--- Start ---

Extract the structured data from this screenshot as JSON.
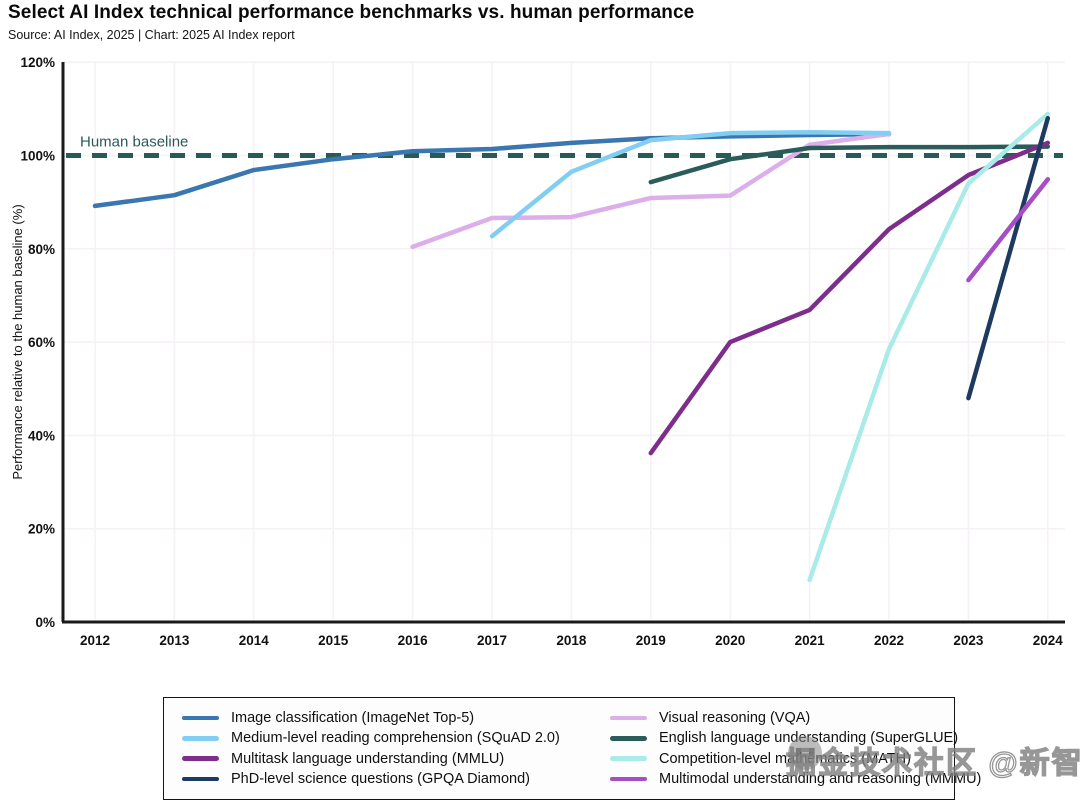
{
  "title": "Select AI Index technical performance benchmarks vs. human performance",
  "source": "Source: AI Index, 2025 | Chart: 2025 AI Index report",
  "watermark": "掘金技术社区 @新智元",
  "chart_data": {
    "type": "line",
    "title": "Select AI Index technical performance benchmarks vs. human performance",
    "xlabel": "",
    "ylabel": "Performance relative to the human baseline (%)",
    "ylim": [
      0,
      120
    ],
    "xlim": [
      2012,
      2024
    ],
    "yticks": [
      0,
      20,
      40,
      60,
      80,
      100,
      120
    ],
    "ytick_labels": [
      "0%",
      "20%",
      "40%",
      "60%",
      "80%",
      "100%",
      "120%"
    ],
    "xticks": [
      2012,
      2013,
      2014,
      2015,
      2016,
      2017,
      2018,
      2019,
      2020,
      2021,
      2022,
      2023,
      2024
    ],
    "grid": true,
    "legend_position": "bottom",
    "baseline": {
      "label": "Human baseline",
      "value": 100,
      "color": "#2a5a57"
    },
    "series": [
      {
        "id": "imagenet",
        "name": "Image classification (ImageNet Top-5)",
        "color": "#3a76b0",
        "x": [
          2012,
          2013,
          2014,
          2015,
          2016,
          2017,
          2018,
          2019,
          2020,
          2021,
          2022
        ],
        "y": [
          89.2,
          91.5,
          96.9,
          99.2,
          100.9,
          101.4,
          102.7,
          103.7,
          104.1,
          104.4,
          104.6
        ]
      },
      {
        "id": "vqa",
        "name": "Visual reasoning (VQA)",
        "color": "#dcaeea",
        "x": [
          2016,
          2017,
          2018,
          2019,
          2020,
          2021,
          2022
        ],
        "y": [
          80.4,
          86.6,
          86.8,
          90.9,
          91.4,
          102.3,
          104.6
        ]
      },
      {
        "id": "squad",
        "name": "Medium-level reading comprehension (SQuAD 2.0)",
        "color": "#82cdf2",
        "x": [
          2017,
          2018,
          2019,
          2020,
          2021,
          2022
        ],
        "y": [
          82.7,
          96.5,
          103.3,
          104.8,
          105.0,
          104.8
        ]
      },
      {
        "id": "superglue",
        "name": "English language understanding (SuperGLUE)",
        "color": "#2a5c59",
        "x": [
          2019,
          2020,
          2021,
          2022,
          2023,
          2024
        ],
        "y": [
          94.3,
          99.2,
          101.6,
          101.8,
          101.8,
          101.9
        ]
      },
      {
        "id": "mmlu",
        "name": "Multitask language understanding (MMLU)",
        "color": "#7e2d8c",
        "x": [
          2019,
          2020,
          2021,
          2022,
          2023,
          2024
        ],
        "y": [
          36.2,
          60.0,
          66.9,
          84.2,
          95.8,
          102.7
        ]
      },
      {
        "id": "math",
        "name": "Competition-level mathematics (MATH)",
        "color": "#a9ebe8",
        "x": [
          2021,
          2022,
          2023,
          2024
        ],
        "y": [
          9.0,
          58.5,
          94.0,
          108.9
        ]
      },
      {
        "id": "gpqa",
        "name": "PhD-level science questions (GPQA Diamond)",
        "color": "#1e3a60",
        "x": [
          2023,
          2024
        ],
        "y": [
          48.0,
          108.0
        ]
      },
      {
        "id": "mmmu",
        "name": "Multimodal understanding and reasoning (MMMU)",
        "color": "#a54ec6",
        "x": [
          2023,
          2024
        ],
        "y": [
          73.3,
          94.9
        ]
      }
    ],
    "legend_columns": {
      "left": [
        "imagenet",
        "squad",
        "mmlu",
        "gpqa"
      ],
      "right": [
        "vqa",
        "superglue",
        "math",
        "mmmu"
      ]
    }
  }
}
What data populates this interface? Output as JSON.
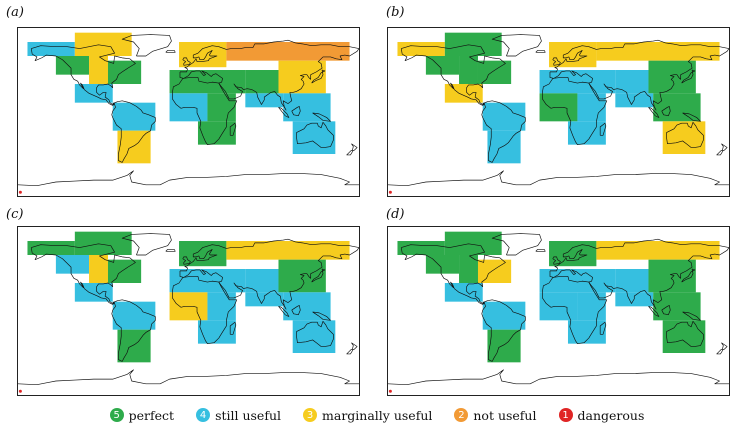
{
  "colors": {
    "perfect": "#2eab4b",
    "still_useful": "#36bfe0",
    "marginally_useful": "#f6cc1e",
    "not_useful": "#f29a35",
    "dangerous": "#e02525",
    "coast": "#111111"
  },
  "panels": [
    {
      "label": "(a)",
      "regions": [
        {
          "lon": [
            -170,
            -120
          ],
          "lat": [
            60,
            75
          ],
          "rating": "still_useful"
        },
        {
          "lon": [
            -140,
            -105
          ],
          "lat": [
            40,
            60
          ],
          "rating": "perfect"
        },
        {
          "lon": [
            -120,
            -60
          ],
          "lat": [
            60,
            85
          ],
          "rating": "marginally_useful"
        },
        {
          "lon": [
            -105,
            -85
          ],
          "lat": [
            30,
            60
          ],
          "rating": "marginally_useful"
        },
        {
          "lon": [
            -85,
            -50
          ],
          "lat": [
            30,
            55
          ],
          "rating": "perfect"
        },
        {
          "lon": [
            -120,
            -80
          ],
          "lat": [
            10,
            30
          ],
          "rating": "still_useful"
        },
        {
          "lon": [
            -80,
            -35
          ],
          "lat": [
            -20,
            10
          ],
          "rating": "still_useful"
        },
        {
          "lon": [
            -75,
            -40
          ],
          "lat": [
            -55,
            -20
          ],
          "rating": "marginally_useful"
        },
        {
          "lon": [
            -10,
            40
          ],
          "lat": [
            48,
            75
          ],
          "rating": "marginally_useful"
        },
        {
          "lon": [
            40,
            170
          ],
          "lat": [
            55,
            75
          ],
          "rating": "not_useful"
        },
        {
          "lon": [
            -20,
            60
          ],
          "lat": [
            20,
            45
          ],
          "rating": "perfect"
        },
        {
          "lon": [
            -20,
            20
          ],
          "lat": [
            -10,
            20
          ],
          "rating": "still_useful"
        },
        {
          "lon": [
            20,
            50
          ],
          "lat": [
            -10,
            20
          ],
          "rating": "perfect"
        },
        {
          "lon": [
            10,
            50
          ],
          "lat": [
            -35,
            -10
          ],
          "rating": "perfect"
        },
        {
          "lon": [
            60,
            95
          ],
          "lat": [
            20,
            45
          ],
          "rating": "perfect"
        },
        {
          "lon": [
            95,
            145
          ],
          "lat": [
            20,
            55
          ],
          "rating": "marginally_useful"
        },
        {
          "lon": [
            60,
            100
          ],
          "lat": [
            5,
            20
          ],
          "rating": "still_useful"
        },
        {
          "lon": [
            100,
            150
          ],
          "lat": [
            -10,
            20
          ],
          "rating": "still_useful"
        },
        {
          "lon": [
            110,
            155
          ],
          "lat": [
            -45,
            -10
          ],
          "rating": "still_useful"
        }
      ]
    },
    {
      "label": "(b)",
      "regions": [
        {
          "lon": [
            -170,
            -120
          ],
          "lat": [
            60,
            75
          ],
          "rating": "marginally_useful"
        },
        {
          "lon": [
            -140,
            -105
          ],
          "lat": [
            40,
            60
          ],
          "rating": "perfect"
        },
        {
          "lon": [
            -120,
            -60
          ],
          "lat": [
            60,
            85
          ],
          "rating": "perfect"
        },
        {
          "lon": [
            -105,
            -85
          ],
          "lat": [
            30,
            60
          ],
          "rating": "perfect"
        },
        {
          "lon": [
            -85,
            -50
          ],
          "lat": [
            30,
            55
          ],
          "rating": "perfect"
        },
        {
          "lon": [
            -120,
            -80
          ],
          "lat": [
            10,
            30
          ],
          "rating": "marginally_useful"
        },
        {
          "lon": [
            -80,
            -35
          ],
          "lat": [
            -20,
            10
          ],
          "rating": "still_useful"
        },
        {
          "lon": [
            -75,
            -40
          ],
          "lat": [
            -55,
            -20
          ],
          "rating": "still_useful"
        },
        {
          "lon": [
            -10,
            40
          ],
          "lat": [
            48,
            75
          ],
          "rating": "marginally_useful"
        },
        {
          "lon": [
            40,
            170
          ],
          "lat": [
            55,
            75
          ],
          "rating": "marginally_useful"
        },
        {
          "lon": [
            -20,
            60
          ],
          "lat": [
            20,
            45
          ],
          "rating": "still_useful"
        },
        {
          "lon": [
            -20,
            20
          ],
          "lat": [
            -10,
            20
          ],
          "rating": "perfect"
        },
        {
          "lon": [
            20,
            50
          ],
          "lat": [
            -10,
            20
          ],
          "rating": "still_useful"
        },
        {
          "lon": [
            10,
            50
          ],
          "lat": [
            -35,
            -10
          ],
          "rating": "still_useful"
        },
        {
          "lon": [
            60,
            95
          ],
          "lat": [
            20,
            45
          ],
          "rating": "still_useful"
        },
        {
          "lon": [
            95,
            145
          ],
          "lat": [
            20,
            55
          ],
          "rating": "perfect"
        },
        {
          "lon": [
            60,
            100
          ],
          "lat": [
            5,
            20
          ],
          "rating": "still_useful"
        },
        {
          "lon": [
            100,
            150
          ],
          "lat": [
            -10,
            20
          ],
          "rating": "perfect"
        },
        {
          "lon": [
            110,
            155
          ],
          "lat": [
            -45,
            -10
          ],
          "rating": "marginally_useful"
        }
      ]
    },
    {
      "label": "(c)",
      "regions": [
        {
          "lon": [
            -170,
            -120
          ],
          "lat": [
            60,
            75
          ],
          "rating": "perfect"
        },
        {
          "lon": [
            -140,
            -105
          ],
          "lat": [
            40,
            60
          ],
          "rating": "still_useful"
        },
        {
          "lon": [
            -120,
            -60
          ],
          "lat": [
            60,
            85
          ],
          "rating": "perfect"
        },
        {
          "lon": [
            -105,
            -85
          ],
          "lat": [
            30,
            60
          ],
          "rating": "marginally_useful"
        },
        {
          "lon": [
            -85,
            -50
          ],
          "lat": [
            30,
            55
          ],
          "rating": "perfect"
        },
        {
          "lon": [
            -120,
            -80
          ],
          "lat": [
            10,
            30
          ],
          "rating": "still_useful"
        },
        {
          "lon": [
            -80,
            -35
          ],
          "lat": [
            -20,
            10
          ],
          "rating": "still_useful"
        },
        {
          "lon": [
            -75,
            -40
          ],
          "lat": [
            -55,
            -20
          ],
          "rating": "perfect"
        },
        {
          "lon": [
            -10,
            40
          ],
          "lat": [
            48,
            75
          ],
          "rating": "perfect"
        },
        {
          "lon": [
            40,
            170
          ],
          "lat": [
            55,
            75
          ],
          "rating": "marginally_useful"
        },
        {
          "lon": [
            -20,
            60
          ],
          "lat": [
            20,
            45
          ],
          "rating": "still_useful"
        },
        {
          "lon": [
            -20,
            20
          ],
          "lat": [
            -10,
            20
          ],
          "rating": "marginally_useful"
        },
        {
          "lon": [
            20,
            50
          ],
          "lat": [
            -10,
            20
          ],
          "rating": "still_useful"
        },
        {
          "lon": [
            10,
            50
          ],
          "lat": [
            -35,
            -10
          ],
          "rating": "still_useful"
        },
        {
          "lon": [
            60,
            95
          ],
          "lat": [
            20,
            45
          ],
          "rating": "still_useful"
        },
        {
          "lon": [
            95,
            145
          ],
          "lat": [
            20,
            55
          ],
          "rating": "perfect"
        },
        {
          "lon": [
            60,
            100
          ],
          "lat": [
            5,
            20
          ],
          "rating": "still_useful"
        },
        {
          "lon": [
            100,
            150
          ],
          "lat": [
            -10,
            20
          ],
          "rating": "still_useful"
        },
        {
          "lon": [
            110,
            155
          ],
          "lat": [
            -45,
            -10
          ],
          "rating": "still_useful"
        }
      ]
    },
    {
      "label": "(d)",
      "regions": [
        {
          "lon": [
            -170,
            -120
          ],
          "lat": [
            60,
            75
          ],
          "rating": "perfect"
        },
        {
          "lon": [
            -140,
            -105
          ],
          "lat": [
            40,
            60
          ],
          "rating": "perfect"
        },
        {
          "lon": [
            -120,
            -60
          ],
          "lat": [
            60,
            85
          ],
          "rating": "perfect"
        },
        {
          "lon": [
            -105,
            -85
          ],
          "lat": [
            30,
            60
          ],
          "rating": "perfect"
        },
        {
          "lon": [
            -85,
            -50
          ],
          "lat": [
            30,
            55
          ],
          "rating": "marginally_useful"
        },
        {
          "lon": [
            -120,
            -80
          ],
          "lat": [
            10,
            30
          ],
          "rating": "still_useful"
        },
        {
          "lon": [
            -80,
            -35
          ],
          "lat": [
            -20,
            10
          ],
          "rating": "still_useful"
        },
        {
          "lon": [
            -75,
            -40
          ],
          "lat": [
            -55,
            -20
          ],
          "rating": "perfect"
        },
        {
          "lon": [
            -10,
            40
          ],
          "lat": [
            48,
            75
          ],
          "rating": "perfect"
        },
        {
          "lon": [
            40,
            170
          ],
          "lat": [
            55,
            75
          ],
          "rating": "marginally_useful"
        },
        {
          "lon": [
            -20,
            60
          ],
          "lat": [
            20,
            45
          ],
          "rating": "still_useful"
        },
        {
          "lon": [
            -20,
            20
          ],
          "lat": [
            -10,
            20
          ],
          "rating": "still_useful"
        },
        {
          "lon": [
            20,
            50
          ],
          "lat": [
            -10,
            20
          ],
          "rating": "still_useful"
        },
        {
          "lon": [
            10,
            50
          ],
          "lat": [
            -35,
            -10
          ],
          "rating": "still_useful"
        },
        {
          "lon": [
            60,
            95
          ],
          "lat": [
            20,
            45
          ],
          "rating": "still_useful"
        },
        {
          "lon": [
            95,
            145
          ],
          "lat": [
            20,
            55
          ],
          "rating": "perfect"
        },
        {
          "lon": [
            60,
            100
          ],
          "lat": [
            5,
            20
          ],
          "rating": "still_useful"
        },
        {
          "lon": [
            100,
            150
          ],
          "lat": [
            -10,
            20
          ],
          "rating": "perfect"
        },
        {
          "lon": [
            110,
            155
          ],
          "lat": [
            -45,
            -10
          ],
          "rating": "perfect"
        }
      ]
    }
  ],
  "legend": [
    {
      "number": "5",
      "label": "perfect",
      "rating": "perfect"
    },
    {
      "number": "4",
      "label": "still useful",
      "rating": "still_useful"
    },
    {
      "number": "3",
      "label": "marginally useful",
      "rating": "marginally_useful"
    },
    {
      "number": "2",
      "label": "not useful",
      "rating": "not_useful"
    },
    {
      "number": "1",
      "label": "dangerous",
      "rating": "dangerous"
    }
  ]
}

--- End ---

▶ [REQUEST] Pull out all lines from the entries above in which the word "reasoning" appears.

▶ [RESPONSE TO THE TASK]
        "name": "Visual reasoning (VQA)",
        "name": "Multimodal understanding and reasoning (MMMU)",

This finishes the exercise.